• _Task_:
Scan the lines below; pull out those with "kartáč".

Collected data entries
***
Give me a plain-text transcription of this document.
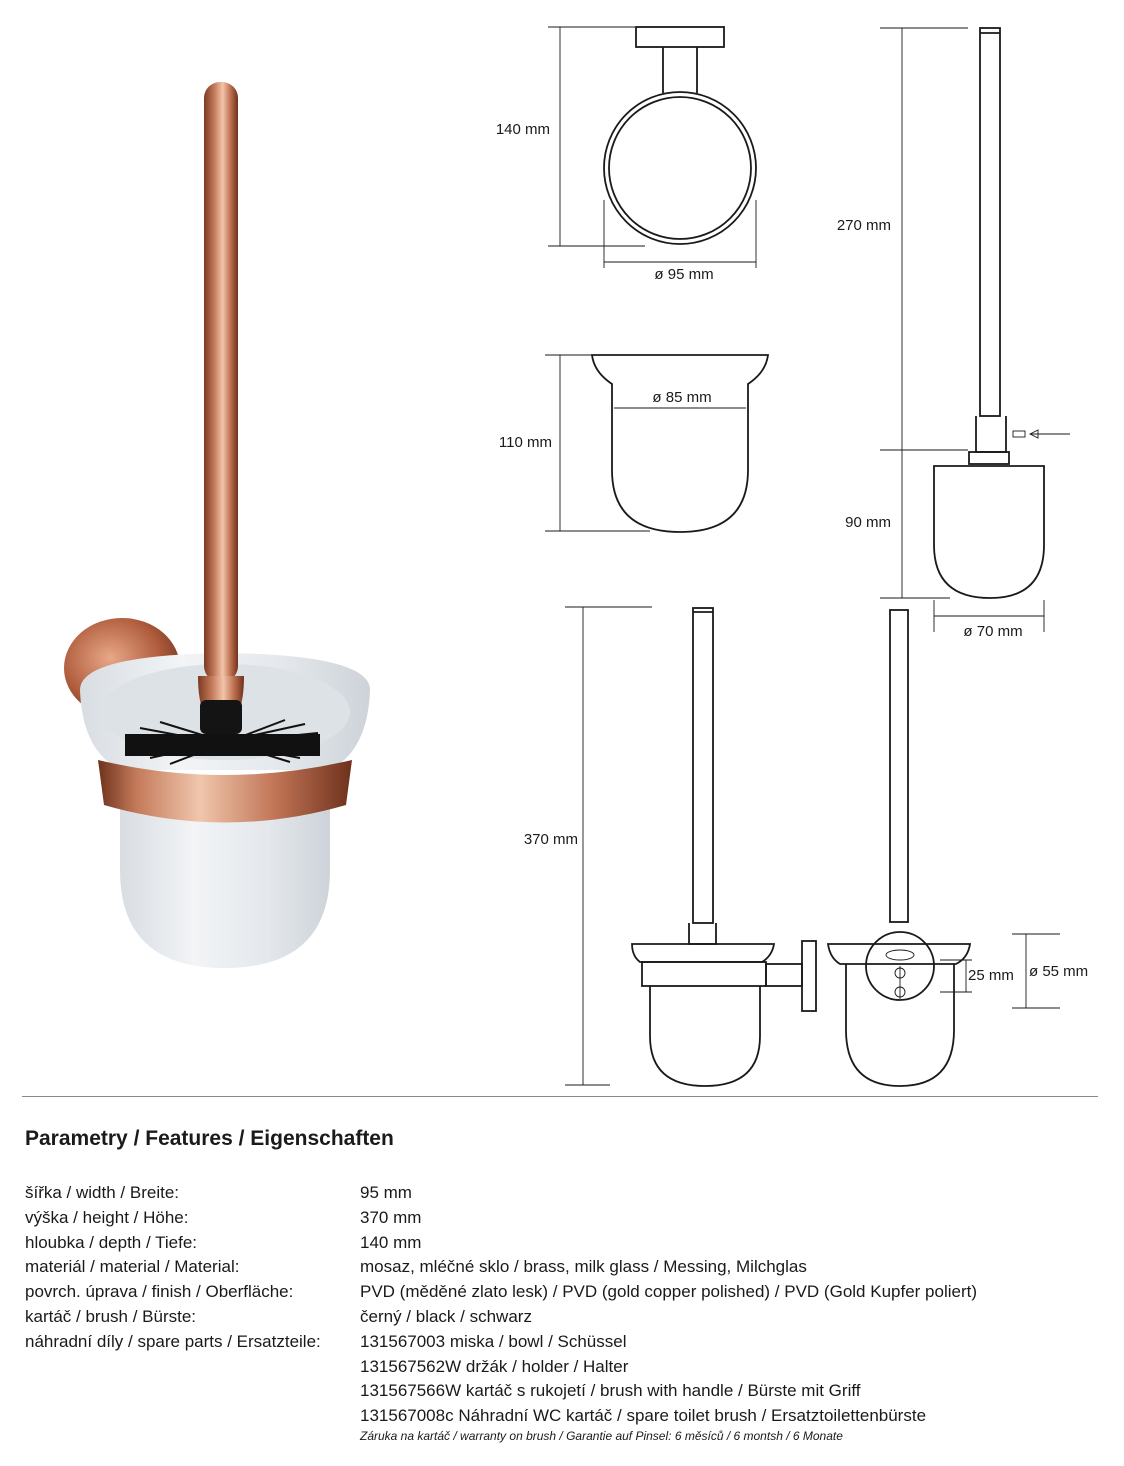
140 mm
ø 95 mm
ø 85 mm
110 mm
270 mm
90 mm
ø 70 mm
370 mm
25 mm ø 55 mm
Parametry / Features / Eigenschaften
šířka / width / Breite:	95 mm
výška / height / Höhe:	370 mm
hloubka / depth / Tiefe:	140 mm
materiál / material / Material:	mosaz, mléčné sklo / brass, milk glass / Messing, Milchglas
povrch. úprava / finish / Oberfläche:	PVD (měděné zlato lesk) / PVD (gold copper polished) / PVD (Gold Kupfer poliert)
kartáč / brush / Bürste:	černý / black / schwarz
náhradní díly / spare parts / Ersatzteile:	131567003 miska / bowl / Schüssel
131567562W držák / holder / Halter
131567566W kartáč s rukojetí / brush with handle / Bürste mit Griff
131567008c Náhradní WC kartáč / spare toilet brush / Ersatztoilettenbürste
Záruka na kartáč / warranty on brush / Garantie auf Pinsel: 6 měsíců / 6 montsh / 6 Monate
***
• _Exercise result_:
kartáč / brush / Bürste:	černý / black / schwarz
131567566W kartáč s rukojetí / brush with handle / Bürste mit Griff
131567008c Náhradní WC kartáč / spare toilet brush / Ersatztoilettenbürste
Záruka na kartáč / warranty on brush / Garantie auf Pinsel: 6 měsíců / 6 montsh / 6 Monate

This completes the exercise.